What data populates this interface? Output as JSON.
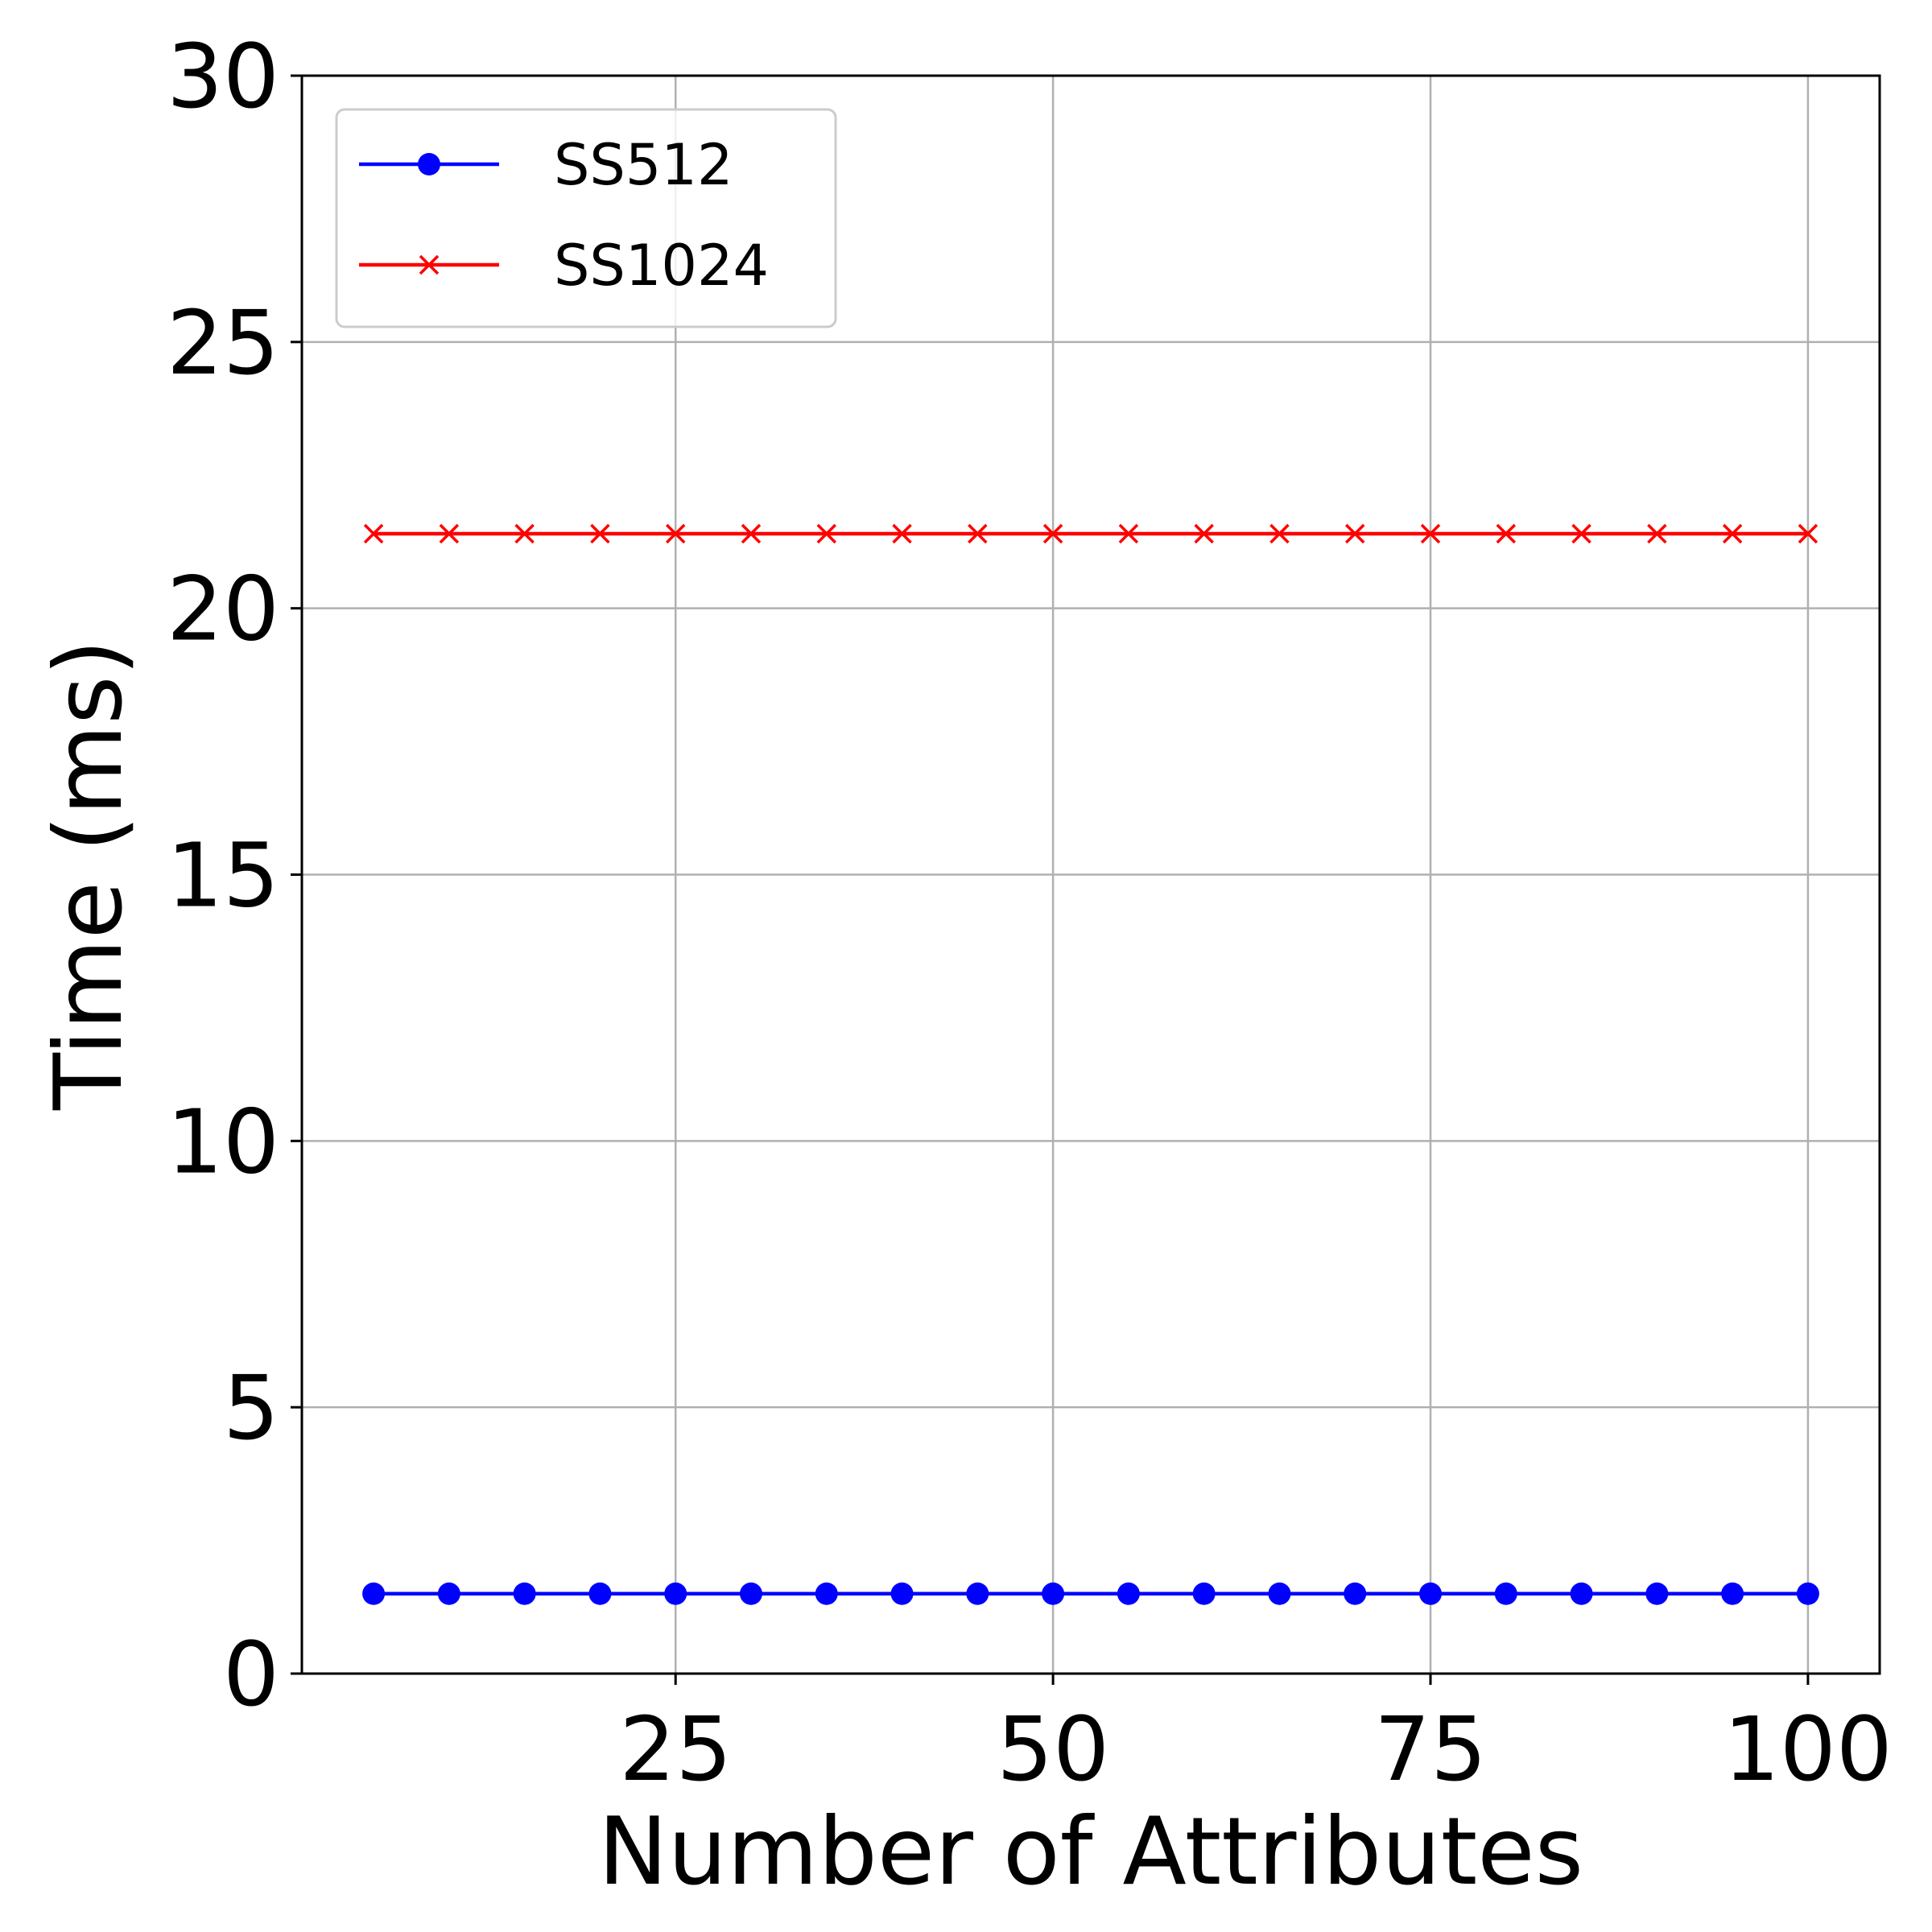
{
  "chart_data": {
    "type": "line",
    "title": "",
    "xlabel": "Number of Attributes",
    "ylabel": "Time (ms)",
    "xlim": [
      0.25,
      104.75
    ],
    "ylim": [
      0,
      30
    ],
    "xticks": [
      25,
      50,
      75,
      100
    ],
    "yticks": [
      0,
      5,
      10,
      15,
      20,
      25,
      30
    ],
    "grid": true,
    "legend_position": "upper-left",
    "x": [
      5,
      10,
      15,
      20,
      25,
      30,
      35,
      40,
      45,
      50,
      55,
      60,
      65,
      70,
      75,
      80,
      85,
      90,
      95,
      100
    ],
    "series": [
      {
        "name": "SS512",
        "color": "#0000ff",
        "marker": "circle",
        "values": [
          1.5,
          1.5,
          1.5,
          1.5,
          1.5,
          1.5,
          1.5,
          1.5,
          1.5,
          1.5,
          1.5,
          1.5,
          1.5,
          1.5,
          1.5,
          1.5,
          1.5,
          1.5,
          1.5,
          1.5
        ]
      },
      {
        "name": "SS1024",
        "color": "#ff0000",
        "marker": "x",
        "values": [
          21.4,
          21.4,
          21.4,
          21.4,
          21.4,
          21.4,
          21.4,
          21.4,
          21.4,
          21.4,
          21.4,
          21.4,
          21.4,
          21.4,
          21.4,
          21.4,
          21.4,
          21.4,
          21.4,
          21.4
        ]
      }
    ]
  }
}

■ WHAT THIS TASK INVOLVES
Reproduce every entry word for word, but omit the pictures.

■ WRITTEN RESPONSE
What data populates this interface? Output as JSON.
{
  "chart_data": {
    "type": "line",
    "title": "",
    "xlabel": "Number of Attributes",
    "ylabel": "Time (ms)",
    "xlim": [
      0.25,
      104.75
    ],
    "ylim": [
      0,
      30
    ],
    "xticks": [
      25,
      50,
      75,
      100
    ],
    "yticks": [
      0,
      5,
      10,
      15,
      20,
      25,
      30
    ],
    "grid": true,
    "legend_position": "upper-left",
    "x": [
      5,
      10,
      15,
      20,
      25,
      30,
      35,
      40,
      45,
      50,
      55,
      60,
      65,
      70,
      75,
      80,
      85,
      90,
      95,
      100
    ],
    "series": [
      {
        "name": "SS512",
        "color": "#0000ff",
        "marker": "circle",
        "values": [
          1.5,
          1.5,
          1.5,
          1.5,
          1.5,
          1.5,
          1.5,
          1.5,
          1.5,
          1.5,
          1.5,
          1.5,
          1.5,
          1.5,
          1.5,
          1.5,
          1.5,
          1.5,
          1.5,
          1.5
        ]
      },
      {
        "name": "SS1024",
        "color": "#ff0000",
        "marker": "x",
        "values": [
          21.4,
          21.4,
          21.4,
          21.4,
          21.4,
          21.4,
          21.4,
          21.4,
          21.4,
          21.4,
          21.4,
          21.4,
          21.4,
          21.4,
          21.4,
          21.4,
          21.4,
          21.4,
          21.4,
          21.4
        ]
      }
    ]
  }
}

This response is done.